** A run of records **
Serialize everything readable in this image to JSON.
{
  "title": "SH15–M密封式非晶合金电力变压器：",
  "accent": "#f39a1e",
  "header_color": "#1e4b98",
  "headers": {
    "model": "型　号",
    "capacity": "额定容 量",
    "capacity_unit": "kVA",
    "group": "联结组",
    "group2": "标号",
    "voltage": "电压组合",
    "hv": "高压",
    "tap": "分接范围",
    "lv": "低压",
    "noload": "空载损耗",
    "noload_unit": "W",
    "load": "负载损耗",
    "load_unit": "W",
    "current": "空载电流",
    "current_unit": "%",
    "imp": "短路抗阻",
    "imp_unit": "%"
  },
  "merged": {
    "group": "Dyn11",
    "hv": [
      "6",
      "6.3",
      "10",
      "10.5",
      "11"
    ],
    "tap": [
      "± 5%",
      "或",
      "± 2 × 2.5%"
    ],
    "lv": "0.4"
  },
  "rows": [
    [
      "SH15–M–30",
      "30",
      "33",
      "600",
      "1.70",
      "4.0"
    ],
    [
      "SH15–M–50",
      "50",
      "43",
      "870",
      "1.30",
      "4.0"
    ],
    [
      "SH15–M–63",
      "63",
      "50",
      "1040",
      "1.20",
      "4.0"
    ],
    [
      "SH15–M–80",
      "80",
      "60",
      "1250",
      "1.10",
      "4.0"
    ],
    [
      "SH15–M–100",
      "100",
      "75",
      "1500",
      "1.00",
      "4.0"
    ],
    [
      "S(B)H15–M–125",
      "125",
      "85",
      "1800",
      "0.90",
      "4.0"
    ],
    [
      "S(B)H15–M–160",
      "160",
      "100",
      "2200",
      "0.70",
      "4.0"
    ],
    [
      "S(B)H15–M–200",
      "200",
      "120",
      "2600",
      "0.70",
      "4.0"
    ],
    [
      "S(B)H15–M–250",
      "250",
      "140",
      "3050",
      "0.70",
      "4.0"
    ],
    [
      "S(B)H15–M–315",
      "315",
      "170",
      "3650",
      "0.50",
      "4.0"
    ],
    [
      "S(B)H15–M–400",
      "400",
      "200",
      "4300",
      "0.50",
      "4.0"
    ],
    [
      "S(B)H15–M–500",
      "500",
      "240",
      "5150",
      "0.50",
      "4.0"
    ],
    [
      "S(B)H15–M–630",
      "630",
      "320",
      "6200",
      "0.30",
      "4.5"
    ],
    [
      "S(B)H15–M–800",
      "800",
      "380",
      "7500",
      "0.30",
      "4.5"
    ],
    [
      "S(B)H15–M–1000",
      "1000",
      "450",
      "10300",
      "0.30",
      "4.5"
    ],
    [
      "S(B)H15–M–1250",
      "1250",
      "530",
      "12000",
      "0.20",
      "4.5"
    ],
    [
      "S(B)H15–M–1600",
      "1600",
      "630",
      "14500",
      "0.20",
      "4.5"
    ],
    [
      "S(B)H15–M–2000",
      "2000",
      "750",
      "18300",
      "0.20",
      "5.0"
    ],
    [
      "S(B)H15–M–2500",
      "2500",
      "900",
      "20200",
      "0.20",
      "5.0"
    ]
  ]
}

** Stated exercise **
Print every record exactly as it was given.

** Solution **
Serialize everything readable in this image to JSON.
{
  "title": "SH15–M密封式非晶合金电力变压器：",
  "accent": "#f39a1e",
  "header_color": "#1e4b98",
  "headers": {
    "model": "型　号",
    "capacity": "额定容 量",
    "capacity_unit": "kVA",
    "group": "联结组",
    "group2": "标号",
    "voltage": "电压组合",
    "hv": "高压",
    "tap": "分接范围",
    "lv": "低压",
    "noload": "空载损耗",
    "noload_unit": "W",
    "load": "负载损耗",
    "load_unit": "W",
    "current": "空载电流",
    "current_unit": "%",
    "imp": "短路抗阻",
    "imp_unit": "%"
  },
  "merged": {
    "group": "Dyn11",
    "hv": [
      "6",
      "6.3",
      "10",
      "10.5",
      "11"
    ],
    "tap": [
      "± 5%",
      "或",
      "± 2 × 2.5%"
    ],
    "lv": "0.4"
  },
  "rows": [
    [
      "SH15–M–30",
      "30",
      "33",
      "600",
      "1.70",
      "4.0"
    ],
    [
      "SH15–M–50",
      "50",
      "43",
      "870",
      "1.30",
      "4.0"
    ],
    [
      "SH15–M–63",
      "63",
      "50",
      "1040",
      "1.20",
      "4.0"
    ],
    [
      "SH15–M–80",
      "80",
      "60",
      "1250",
      "1.10",
      "4.0"
    ],
    [
      "SH15–M–100",
      "100",
      "75",
      "1500",
      "1.00",
      "4.0"
    ],
    [
      "S(B)H15–M–125",
      "125",
      "85",
      "1800",
      "0.90",
      "4.0"
    ],
    [
      "S(B)H15–M–160",
      "160",
      "100",
      "2200",
      "0.70",
      "4.0"
    ],
    [
      "S(B)H15–M–200",
      "200",
      "120",
      "2600",
      "0.70",
      "4.0"
    ],
    [
      "S(B)H15–M–250",
      "250",
      "140",
      "3050",
      "0.70",
      "4.0"
    ],
    [
      "S(B)H15–M–315",
      "315",
      "170",
      "3650",
      "0.50",
      "4.0"
    ],
    [
      "S(B)H15–M–400",
      "400",
      "200",
      "4300",
      "0.50",
      "4.0"
    ],
    [
      "S(B)H15–M–500",
      "500",
      "240",
      "5150",
      "0.50",
      "4.0"
    ],
    [
      "S(B)H15–M–630",
      "630",
      "320",
      "6200",
      "0.30",
      "4.5"
    ],
    [
      "S(B)H15–M–800",
      "800",
      "380",
      "7500",
      "0.30",
      "4.5"
    ],
    [
      "S(B)H15–M–1000",
      "1000",
      "450",
      "10300",
      "0.30",
      "4.5"
    ],
    [
      "S(B)H15–M–1250",
      "1250",
      "530",
      "12000",
      "0.20",
      "4.5"
    ],
    [
      "S(B)H15–M–1600",
      "1600",
      "630",
      "14500",
      "0.20",
      "4.5"
    ],
    [
      "S(B)H15–M–2000",
      "2000",
      "750",
      "18300",
      "0.20",
      "5.0"
    ],
    [
      "S(B)H15–M–2500",
      "2500",
      "900",
      "20200",
      "0.20",
      "5.0"
    ]
  ]
}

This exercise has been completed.